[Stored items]
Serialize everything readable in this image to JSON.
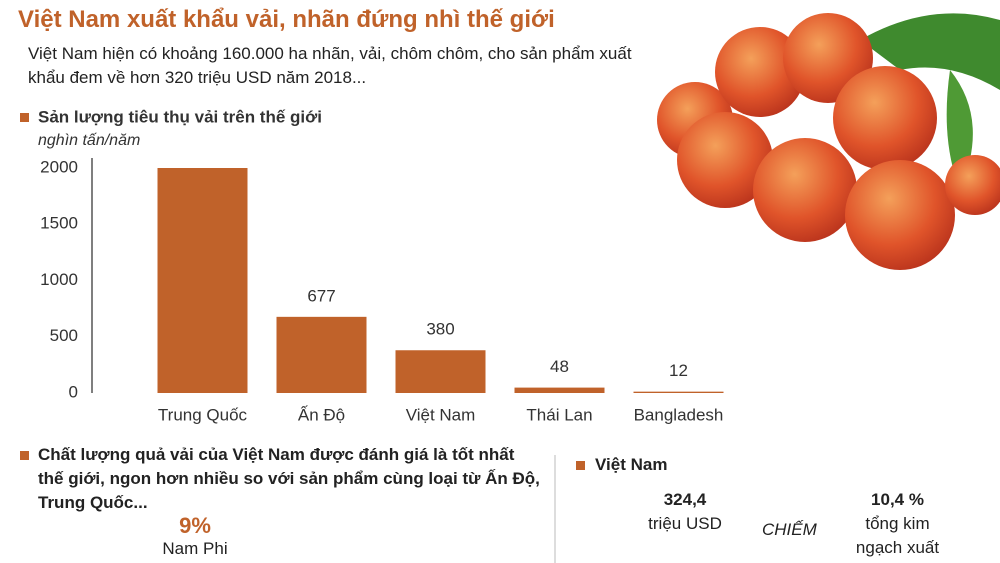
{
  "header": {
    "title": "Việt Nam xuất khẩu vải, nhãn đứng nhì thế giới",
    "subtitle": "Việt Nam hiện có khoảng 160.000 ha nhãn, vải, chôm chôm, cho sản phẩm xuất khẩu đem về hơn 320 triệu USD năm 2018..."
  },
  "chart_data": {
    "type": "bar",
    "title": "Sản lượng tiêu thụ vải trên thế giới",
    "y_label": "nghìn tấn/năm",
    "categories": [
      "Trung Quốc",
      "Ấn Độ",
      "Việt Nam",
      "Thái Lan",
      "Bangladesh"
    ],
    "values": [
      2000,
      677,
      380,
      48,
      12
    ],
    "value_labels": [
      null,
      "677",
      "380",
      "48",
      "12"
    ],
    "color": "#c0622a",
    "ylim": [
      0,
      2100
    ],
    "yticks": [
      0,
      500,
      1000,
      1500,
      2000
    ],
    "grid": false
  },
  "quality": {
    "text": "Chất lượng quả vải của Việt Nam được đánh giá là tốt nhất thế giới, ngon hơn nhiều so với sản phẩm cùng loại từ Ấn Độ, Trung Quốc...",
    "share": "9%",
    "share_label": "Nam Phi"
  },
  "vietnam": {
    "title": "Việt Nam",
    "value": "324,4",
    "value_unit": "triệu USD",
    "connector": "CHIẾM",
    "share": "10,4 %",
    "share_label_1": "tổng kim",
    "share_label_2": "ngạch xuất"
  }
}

PROBLEM DESCRIPTION: Repeat verbatim all the material, but not the pictures.

RESULT FOR THIS EXERCISE:
Serialize everything readable in this image to JSON.
{
  "header": {
    "title": "Việt Nam xuất khẩu vải, nhãn đứng nhì thế giới",
    "subtitle": "Việt Nam hiện có khoảng 160.000 ha nhãn, vải, chôm chôm, cho sản phẩm xuất khẩu đem về hơn 320 triệu USD năm 2018..."
  },
  "chart_data": {
    "type": "bar",
    "title": "Sản lượng tiêu thụ vải trên thế giới",
    "y_label": "nghìn tấn/năm",
    "categories": [
      "Trung Quốc",
      "Ấn Độ",
      "Việt Nam",
      "Thái Lan",
      "Bangladesh"
    ],
    "values": [
      2000,
      677,
      380,
      48,
      12
    ],
    "value_labels": [
      null,
      "677",
      "380",
      "48",
      "12"
    ],
    "color": "#c0622a",
    "ylim": [
      0,
      2100
    ],
    "yticks": [
      0,
      500,
      1000,
      1500,
      2000
    ],
    "grid": false
  },
  "quality": {
    "text": "Chất lượng quả vải của Việt Nam được đánh giá là tốt nhất thế giới, ngon hơn nhiều so với sản phẩm cùng loại từ Ấn Độ, Trung Quốc...",
    "share": "9%",
    "share_label": "Nam Phi"
  },
  "vietnam": {
    "title": "Việt Nam",
    "value": "324,4",
    "value_unit": "triệu USD",
    "connector": "CHIẾM",
    "share": "10,4 %",
    "share_label_1": "tổng kim",
    "share_label_2": "ngạch xuất"
  }
}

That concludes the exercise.